Stored entries
>>>>

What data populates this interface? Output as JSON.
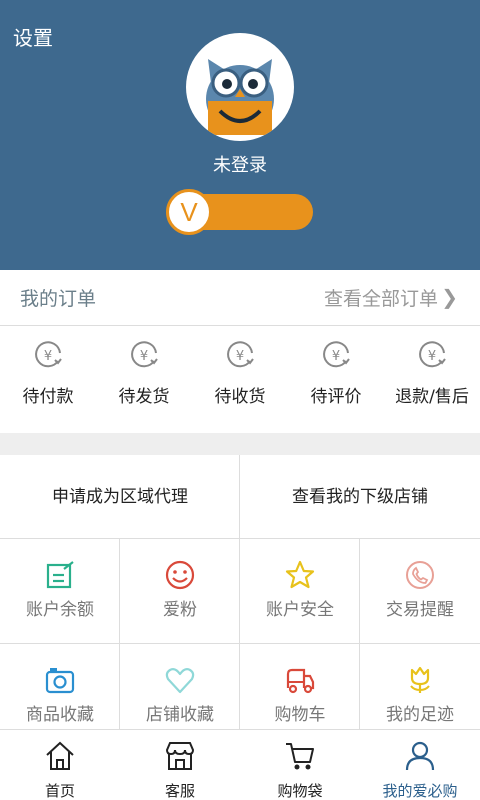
{
  "header": {
    "settings_label": "设置",
    "login_status": "未登录",
    "vip_letter": "V"
  },
  "orders": {
    "title": "我的订单",
    "view_all": "查看全部订单",
    "items": [
      {
        "label": "待付款",
        "icon": "pending-payment-icon"
      },
      {
        "label": "待发货",
        "icon": "pending-shipment-icon"
      },
      {
        "label": "待收货",
        "icon": "pending-receipt-icon"
      },
      {
        "label": "待评价",
        "icon": "pending-review-icon"
      },
      {
        "label": "退款/售后",
        "icon": "refund-icon"
      }
    ]
  },
  "agent": {
    "apply_label": "申请成为区域代理",
    "subordinate_label": "查看我的下级店铺"
  },
  "grid": {
    "items": [
      {
        "label": "账户余额",
        "icon": "balance-icon",
        "color": "#2ab08c"
      },
      {
        "label": "爱粉",
        "icon": "smile-icon",
        "color": "#d9493a"
      },
      {
        "label": "账户安全",
        "icon": "star-icon",
        "color": "#e8c21c"
      },
      {
        "label": "交易提醒",
        "icon": "phone-icon",
        "color": "#e8a096"
      },
      {
        "label": "商品收藏",
        "icon": "camera-icon",
        "color": "#2a8fd0"
      },
      {
        "label": "店铺收藏",
        "icon": "heart-icon",
        "color": "#8fd8d8"
      },
      {
        "label": "购物车",
        "icon": "truck-icon",
        "color": "#d9493a"
      },
      {
        "label": "我的足迹",
        "icon": "tulip-icon",
        "color": "#e8c21c"
      }
    ]
  },
  "tabbar": {
    "items": [
      {
        "label": "首页",
        "icon": "home-icon"
      },
      {
        "label": "客服",
        "icon": "store-icon"
      },
      {
        "label": "购物袋",
        "icon": "cart-icon"
      },
      {
        "label": "我的爱必购",
        "icon": "user-icon",
        "active": true
      }
    ]
  },
  "colors": {
    "header_bg": "#3e698e",
    "vip_orange": "#e8921c",
    "active_tab": "#2b5f8c"
  }
}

<<<<

* **DO THIS**:
Count the lines in the records above that contain the word "pending", and reply with only that number.

* **TASK SOLUTION**:
4